Output all the entries word for word. Omit the pictures.

BEGIN Records for the exercise

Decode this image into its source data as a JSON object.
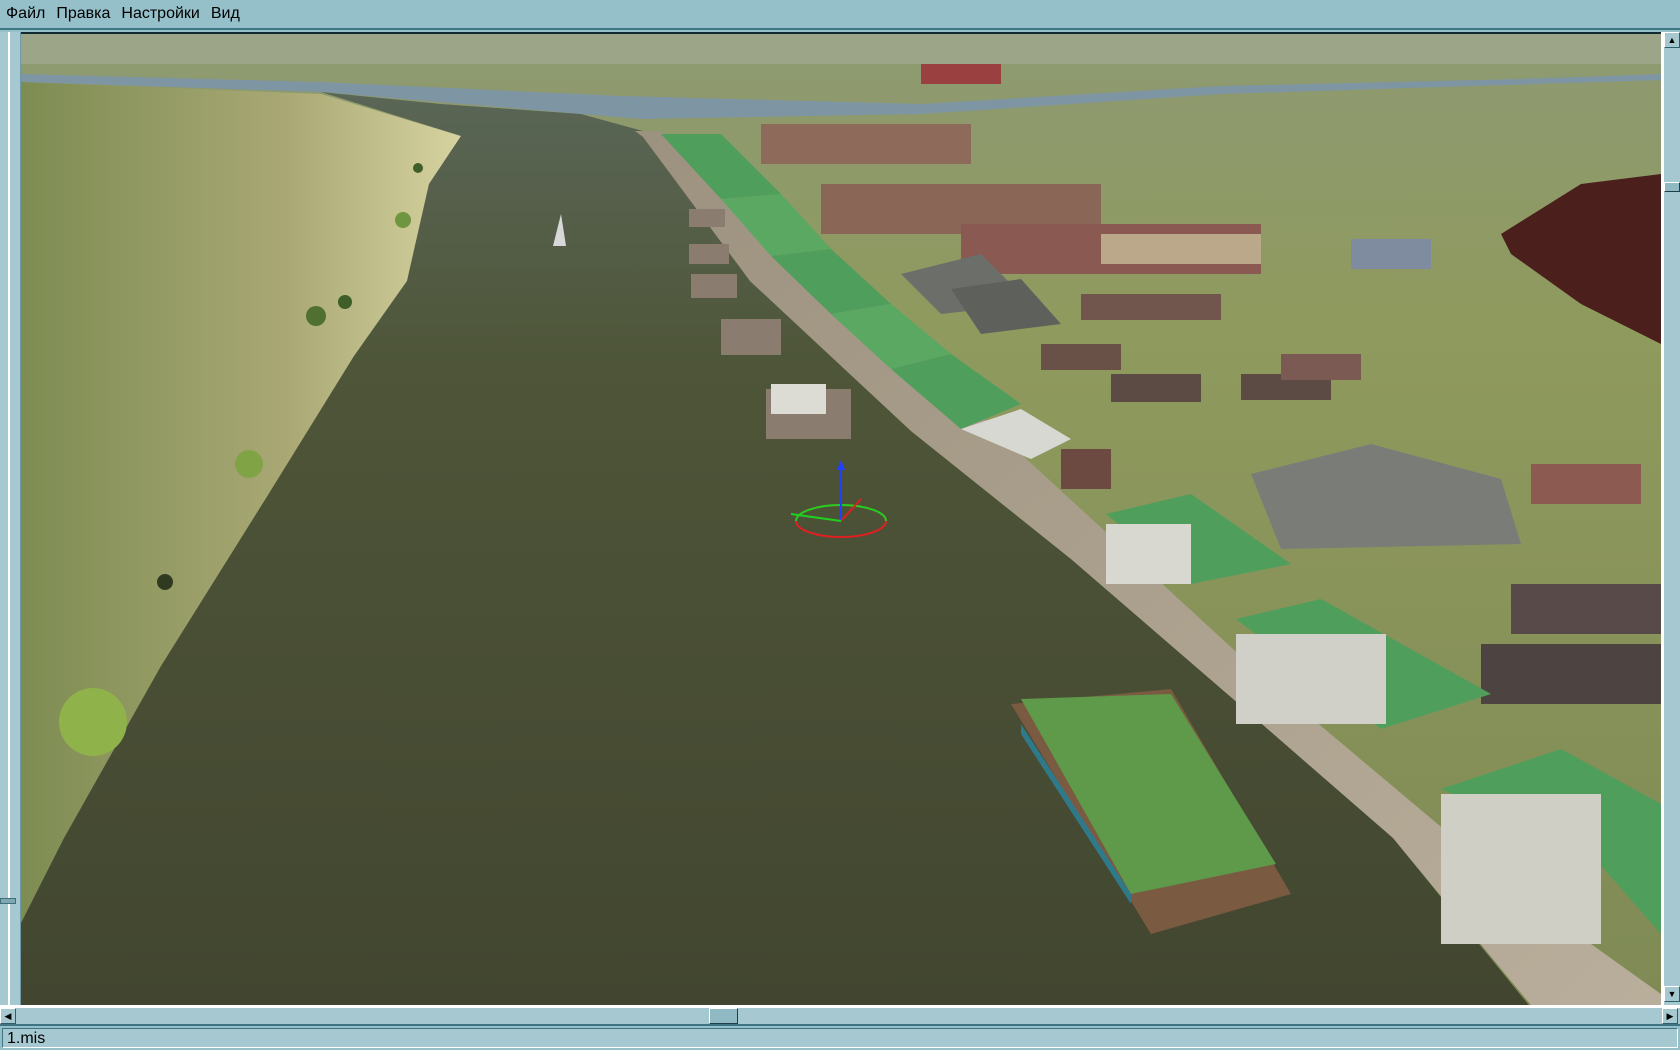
{
  "menu": {
    "items": [
      {
        "label": "Файл"
      },
      {
        "label": "Правка"
      },
      {
        "label": "Настройки"
      },
      {
        "label": "Вид"
      }
    ]
  },
  "viewport": {
    "scene": "3d-mission-view",
    "colors": {
      "water": "#4a4f33",
      "land": "#8c9664",
      "roof": "#4f9e5c",
      "pier": "#b1a795"
    }
  },
  "scrollbars": {
    "up_icon": "arrow-up-icon",
    "down_icon": "arrow-down-icon",
    "left_icon": "arrow-left-icon",
    "right_icon": "arrow-right-icon"
  },
  "status": {
    "filename": "1.mis"
  }
}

END Records for the exercise

● The answer
Decode this image into its source data as a JSON object.
{
  "menu": {
    "items": [
      {
        "label": "Файл"
      },
      {
        "label": "Правка"
      },
      {
        "label": "Настройки"
      },
      {
        "label": "Вид"
      }
    ]
  },
  "viewport": {
    "scene": "3d-mission-view",
    "colors": {
      "water": "#4a4f33",
      "land": "#8c9664",
      "roof": "#4f9e5c",
      "pier": "#b1a795"
    }
  },
  "scrollbars": {
    "up_icon": "arrow-up-icon",
    "down_icon": "arrow-down-icon",
    "left_icon": "arrow-left-icon",
    "right_icon": "arrow-right-icon"
  },
  "status": {
    "filename": "1.mis"
  }
}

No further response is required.